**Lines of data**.

----

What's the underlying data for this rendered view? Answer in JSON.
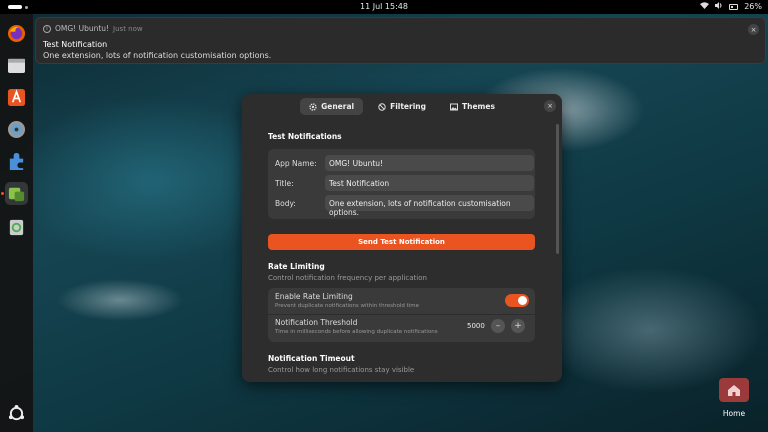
{
  "topbar": {
    "clock": "11 Jul 15:48",
    "battery": "26%"
  },
  "dock": {
    "apps": [
      "firefox-icon",
      "files-icon",
      "app-center-icon",
      "disc-icon",
      "extensions-icon",
      "extension-manager-icon",
      "trash-icon"
    ],
    "apps_grid": "show-apps-icon"
  },
  "notification": {
    "app_name": "OMG! Ubuntu!",
    "time": "Just now",
    "title": "Test Notification",
    "body": "One extension, lots of notification customisation options.",
    "close": "×"
  },
  "dialog": {
    "tabs": [
      {
        "label": "General",
        "icon": "gear-icon"
      },
      {
        "label": "Filtering",
        "icon": "block-icon"
      },
      {
        "label": "Themes",
        "icon": "image-icon"
      }
    ],
    "close": "×",
    "test": {
      "heading": "Test Notifications",
      "app_name_label": "App Name:",
      "app_name_value": "OMG! Ubuntu!",
      "title_label": "Title:",
      "title_value": "Test Notification",
      "body_label": "Body:",
      "body_value": "One extension, lots of notification customisation options.",
      "send_button": "Send Test Notification"
    },
    "rate": {
      "heading": "Rate Limiting",
      "subtitle": "Control notification frequency per application",
      "enable_label": "Enable Rate Limiting",
      "enable_desc": "Prevent duplicate notifications within threshold time",
      "enabled": true,
      "threshold_label": "Notification Threshold",
      "threshold_desc": "Time in milliseconds before allowing duplicate notifications",
      "threshold_value": "5000",
      "minus": "–",
      "plus": "+"
    },
    "timeout": {
      "heading": "Notification Timeout",
      "subtitle": "Control how long notifications stay visible"
    }
  },
  "desktop": {
    "home_label": "Home"
  },
  "colors": {
    "accent": "#e95420",
    "dialog_bg": "#2d2d2d",
    "group_bg": "#3a3a3a"
  }
}
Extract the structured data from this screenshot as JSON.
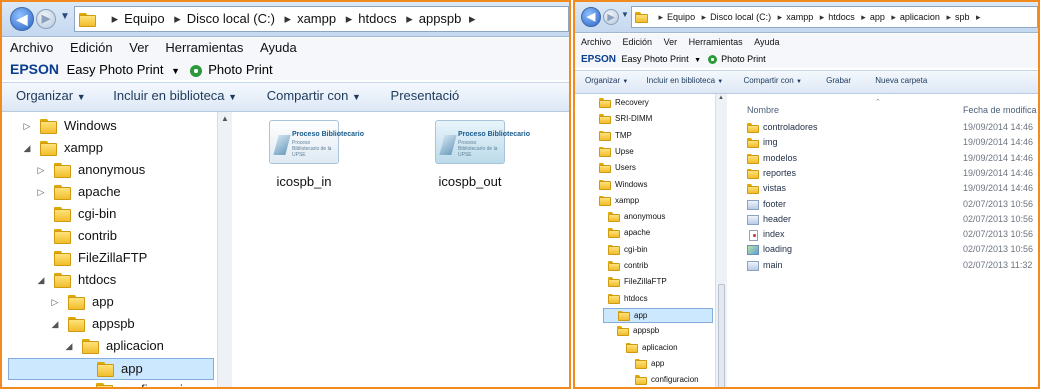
{
  "left": {
    "breadcrumb": [
      "Equipo",
      "Disco local (C:)",
      "xampp",
      "htdocs",
      "appspb"
    ],
    "menu": [
      "Archivo",
      "Edición",
      "Ver",
      "Herramientas",
      "Ayuda"
    ],
    "epson": {
      "logo": "EPSON",
      "easy_print": "Easy Photo Print",
      "photo_print": "Photo Print"
    },
    "toolbar": [
      "Organizar",
      "Incluir en biblioteca",
      "Compartir con",
      "Presentació"
    ],
    "tree": [
      {
        "label": "Windows",
        "arrow": "▷",
        "level": 0
      },
      {
        "label": "xampp",
        "arrow": "◢",
        "level": 0
      },
      {
        "label": "anonymous",
        "arrow": "▷",
        "level": 1
      },
      {
        "label": "apache",
        "arrow": "▷",
        "level": 1
      },
      {
        "label": "cgi-bin",
        "arrow": "",
        "level": 1
      },
      {
        "label": "contrib",
        "arrow": "",
        "level": 1
      },
      {
        "label": "FileZillaFTP",
        "arrow": "",
        "level": 1
      },
      {
        "label": "htdocs",
        "arrow": "◢",
        "level": 1
      },
      {
        "label": "app",
        "arrow": "▷",
        "level": 2
      },
      {
        "label": "appspb",
        "arrow": "◢",
        "level": 2
      },
      {
        "label": "aplicacion",
        "arrow": "◢",
        "level": 3
      },
      {
        "label": "app",
        "arrow": "",
        "level": 4,
        "selected": true
      },
      {
        "label": "configuracion",
        "arrow": "",
        "level": 4
      }
    ],
    "tiles": [
      {
        "label": "icospb_in",
        "thumb_title": "Proceso Bibliotecario",
        "thumb_sub": "Proceso Bibliotecario de la UPSE"
      },
      {
        "label": "icospb_out",
        "thumb_title": "Proceso Bibliotecario",
        "thumb_sub": "Proceso Bibliotecario de la UPSE"
      }
    ]
  },
  "right": {
    "breadcrumb": [
      "Equipo",
      "Disco local (C:)",
      "xampp",
      "htdocs",
      "app",
      "aplicacion",
      "spb"
    ],
    "menu": [
      "Archivo",
      "Edición",
      "Ver",
      "Herramientas",
      "Ayuda"
    ],
    "epson": {
      "logo": "EPSON",
      "easy_print": "Easy Photo Print",
      "photo_print": "Photo Print"
    },
    "toolbar": [
      "Organizar",
      "Incluir en biblioteca",
      "Compartir con",
      "Grabar",
      "Nueva carpeta"
    ],
    "tree": [
      {
        "label": "Recovery",
        "level": 0
      },
      {
        "label": "SRI-DIMM",
        "level": 0
      },
      {
        "label": "TMP",
        "level": 0
      },
      {
        "label": "Upse",
        "level": 0
      },
      {
        "label": "Users",
        "level": 0
      },
      {
        "label": "Windows",
        "level": 0
      },
      {
        "label": "xampp",
        "level": 0
      },
      {
        "label": "anonymous",
        "level": 1
      },
      {
        "label": "apache",
        "level": 1
      },
      {
        "label": "cgi-bin",
        "level": 1
      },
      {
        "label": "contrib",
        "level": 1
      },
      {
        "label": "FileZillaFTP",
        "level": 1
      },
      {
        "label": "htdocs",
        "level": 1
      },
      {
        "label": "app",
        "level": 2,
        "selected": true
      },
      {
        "label": "appspb",
        "level": 2
      },
      {
        "label": "aplicacion",
        "level": 3
      },
      {
        "label": "app",
        "level": 4
      },
      {
        "label": "configuracion",
        "level": 4
      }
    ],
    "columns": {
      "name": "Nombre",
      "date": "Fecha de modifica"
    },
    "files": [
      {
        "name": "controladores",
        "date": "19/09/2014 14:46",
        "kind": "folder"
      },
      {
        "name": "img",
        "date": "19/09/2014 14:46",
        "kind": "folder"
      },
      {
        "name": "modelos",
        "date": "19/09/2014 14:46",
        "kind": "folder"
      },
      {
        "name": "reportes",
        "date": "19/09/2014 14:46",
        "kind": "folder"
      },
      {
        "name": "vistas",
        "date": "19/09/2014 14:46",
        "kind": "folder"
      },
      {
        "name": "footer",
        "date": "02/07/2013 10:56",
        "kind": "file"
      },
      {
        "name": "header",
        "date": "02/07/2013 10:56",
        "kind": "file"
      },
      {
        "name": "index",
        "date": "02/07/2013 10:56",
        "kind": "page"
      },
      {
        "name": "loading",
        "date": "02/07/2013 10:56",
        "kind": "image"
      },
      {
        "name": "main",
        "date": "02/07/2013 11:32",
        "kind": "file"
      }
    ]
  }
}
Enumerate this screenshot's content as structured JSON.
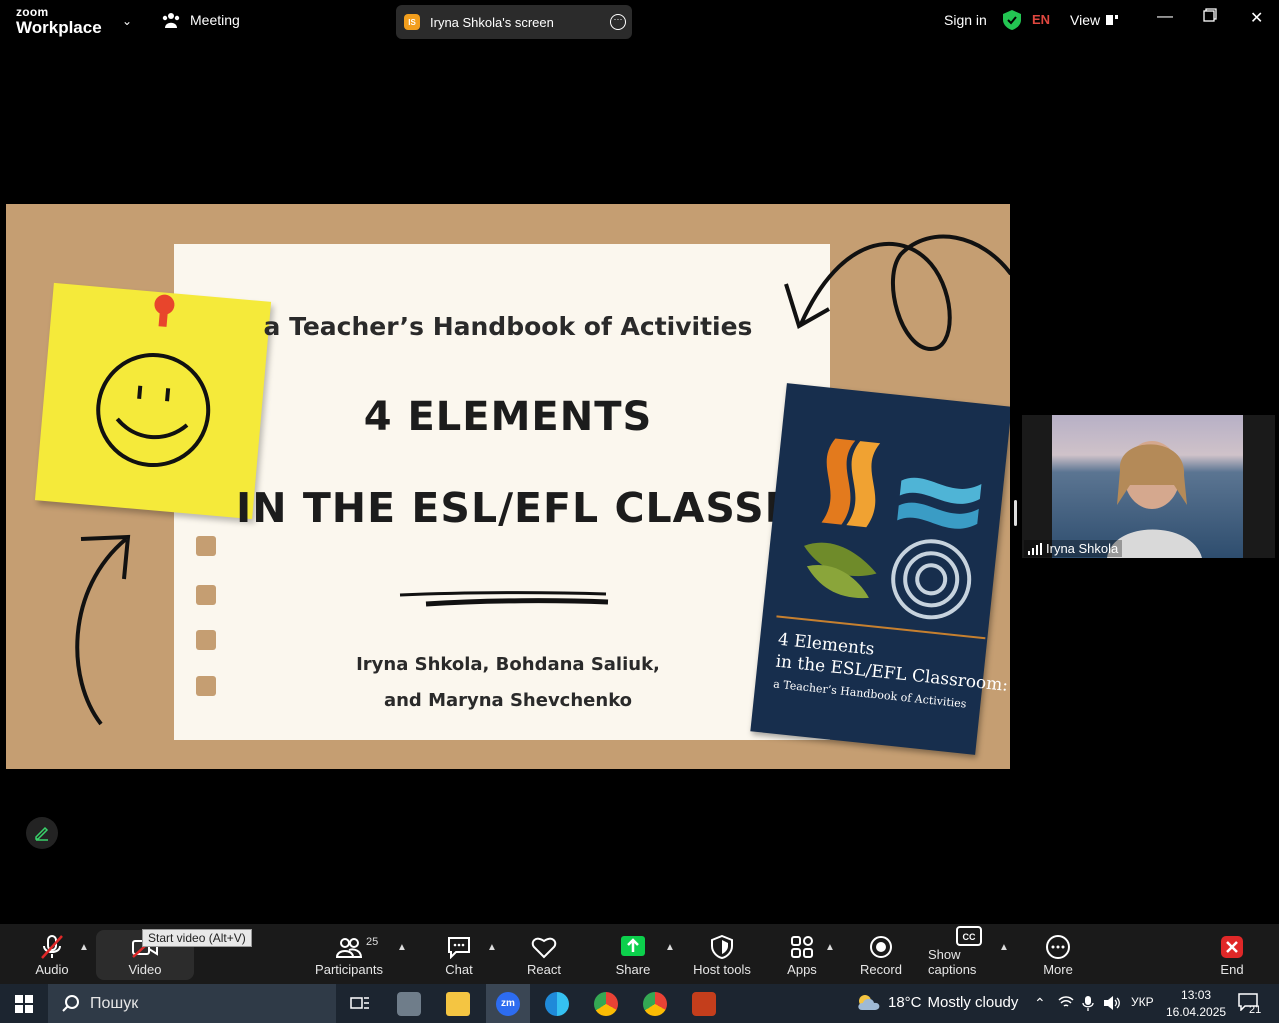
{
  "topbar": {
    "logo_small": "zoom",
    "logo_large": "Workplace",
    "meeting_label": "Meeting",
    "screen_share": {
      "initials": "IS",
      "label": "Iryna Shkola's screen"
    },
    "sign_in": "Sign in",
    "language": "EN",
    "view_label": "View"
  },
  "slide": {
    "subtitle": "a Teacher’s Handbook of Activities",
    "title_line1": "4 ELEMENTS",
    "title_line2": "IN THE ESL/EFL CLASSROOM",
    "authors_line1": "Iryna Shkola, Bohdana Saliuk,",
    "authors_line2": "and Maryna Shevchenko",
    "book": {
      "title_line1": "4 Elements",
      "title_line2": "in the ESL/EFL Classroom:",
      "subtitle": "a Teacher’s Handbook of Activities"
    }
  },
  "participant": {
    "name": "Iryna Shkola"
  },
  "toolbar": {
    "audio": "Audio",
    "video": "Video",
    "video_tooltip": "Start video (Alt+V)",
    "participants": "Participants",
    "participants_count": "25",
    "chat": "Chat",
    "react": "React",
    "share": "Share",
    "host_tools": "Host tools",
    "apps": "Apps",
    "record": "Record",
    "captions": "Show captions",
    "more": "More",
    "end": "End"
  },
  "taskbar": {
    "search_placeholder": "Пошук",
    "weather_temp": "18°C",
    "weather_desc": "Mostly cloudy",
    "keyboard_lang": "УКР",
    "time": "13:03",
    "date": "16.04.2025",
    "notification_count": "21"
  },
  "colors": {
    "share_green": "#0cd04c",
    "end_red": "#e02828",
    "shield_green": "#23c552",
    "cork": "#c59e72",
    "book_navy": "#172e4d"
  }
}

----

**Work to be completed**.
Set down nothing but the lines from the one containing "Enumerate this screenshot's" to the final line above, both included, with every picture left out.

**Right answer**.
Enumerate this screenshot's content as structured JSON.
{
  "topbar": {
    "logo_small": "zoom",
    "logo_large": "Workplace",
    "meeting_label": "Meeting",
    "screen_share": {
      "initials": "IS",
      "label": "Iryna Shkola's screen"
    },
    "sign_in": "Sign in",
    "language": "EN",
    "view_label": "View"
  },
  "slide": {
    "subtitle": "a Teacher’s Handbook of Activities",
    "title_line1": "4 ELEMENTS",
    "title_line2": "IN THE ESL/EFL CLASSROOM",
    "authors_line1": "Iryna Shkola, Bohdana Saliuk,",
    "authors_line2": "and Maryna Shevchenko",
    "book": {
      "title_line1": "4 Elements",
      "title_line2": "in the ESL/EFL Classroom:",
      "subtitle": "a Teacher’s Handbook of Activities"
    }
  },
  "participant": {
    "name": "Iryna Shkola"
  },
  "toolbar": {
    "audio": "Audio",
    "video": "Video",
    "video_tooltip": "Start video (Alt+V)",
    "participants": "Participants",
    "participants_count": "25",
    "chat": "Chat",
    "react": "React",
    "share": "Share",
    "host_tools": "Host tools",
    "apps": "Apps",
    "record": "Record",
    "captions": "Show captions",
    "more": "More",
    "end": "End"
  },
  "taskbar": {
    "search_placeholder": "Пошук",
    "weather_temp": "18°C",
    "weather_desc": "Mostly cloudy",
    "keyboard_lang": "УКР",
    "time": "13:03",
    "date": "16.04.2025",
    "notification_count": "21"
  },
  "colors": {
    "share_green": "#0cd04c",
    "end_red": "#e02828",
    "shield_green": "#23c552",
    "cork": "#c59e72",
    "book_navy": "#172e4d"
  }
}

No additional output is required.